Pfarrerin Lena Müller segnete im Sommer vier Männer, die als Polykül zusammen leben. Sie bekommt seitdem Hass und Hetze ab. Vertreter:innen der Kirche reagieren unterschiedlich. Blogger:innen Sonja Thomaier und Katharina Payk analysieren und kommentieren miteinander im Gespräch das Geschehene.

Für großes Aufsehen sorgt seit ein paar Wochen ein Ereignis, das bereits im Juni 2025 stattgefunden hat: Die Berliner Pfarrerin Lena Müller segnete bei einem Hochzeitsfestival vier Menschen, die als Polykül zusammen sind. Ein Polykül ist ein Geflecht aus konsensuellen und verantworteten (Liebes-)Beziehungen, wie es oft polyamore Menschen leben. Dieses geht über eine Zweier-Paar-Beziehung hinaus. 

Lena Müller postete eine Story auf Instagram, in der sie die Segnung der vier Männer thematisierte.

In rechtsgerichteten Kanälen braute sich vor ein paar Wochen ein Shitstorm zusammen. Die BILD griff dies auf und so konnte man am 7. November in der „BZ. Die Stimme Berlins“ die Meldung lesen: „Vielehe in Deutschland verboten. Berliner Pfarrerin verheiratet vier Männer zu Eheleuten“. Diese Headline ist aus verschiedenen Gründen sachlich inkorrekt, unter anderem weil man in Deutschland am Standesamt „zu Eheleuten verheiratet“ wird. Außerdem suggeriert diese Clickbait-Headline, Lena Müller hätte gegen das staatliche Gesetz verstoßen. Das ist schlicht falsch.

DATENABSCHNITT >>
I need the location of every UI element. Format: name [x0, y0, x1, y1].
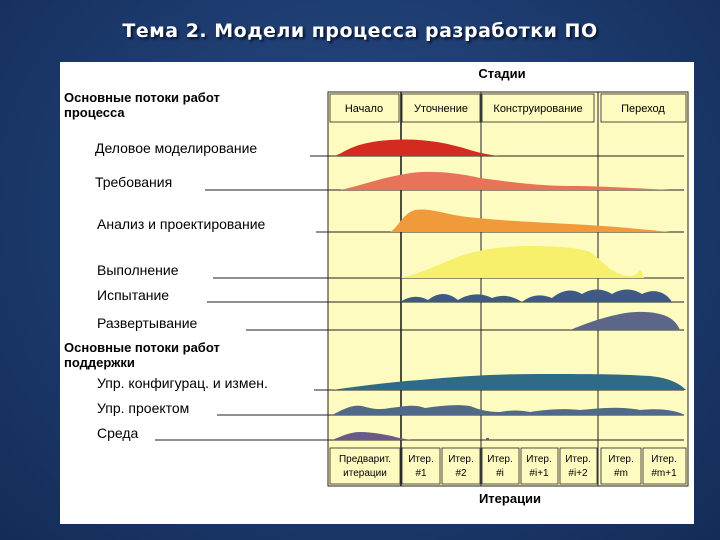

AUFGABEN >>
(1) Nenne alle Personen, die im Textauszug mit vollem Namen genannt werden.
(2) Zitiere aus dem Textauszug wörtlich die Stelle, die bei den Worten "Pfarrerin Lena Müller segnete im" beginnt und nach den Worten "vier Männer thematisierte." endet.
Das Material stammt aus einer anderen Quelle.

LÖSUNGEN >>
(1) Lena Müller, Sonja Thomaier, Katharina Payk

(2)
Pfarrerin Lena Müller segnete im Sommer vier Männer, die als Polykül zusammen leben. Sie bekommt seitdem Hass und Hetze ab. Vertreter:innen der Kirche reagieren unterschiedlich. Blogger:innen Sonja Thomaier und Katharina Payk analysieren und kommentieren miteinander im Gespräch das Geschehene.

Für großes Aufsehen sorgt seit ein paar Wochen ein Ereignis, das bereits im Juni 2025 stattgefunden hat: Die Berliner Pfarrerin Lena Müller segnete bei einem Hochzeitsfestival vier Menschen, die als Polykül zusammen sind. Ein Polykül ist ein Geflecht aus konsensuellen und verantworteten (Liebes-)Beziehungen, wie es oft polyamore Menschen leben. Dieses geht über eine Zweier-Paar-Beziehung hinaus. 

Lena Müller postete eine Story auf Instagram, in der sie die Segnung der vier Männer thematisierte.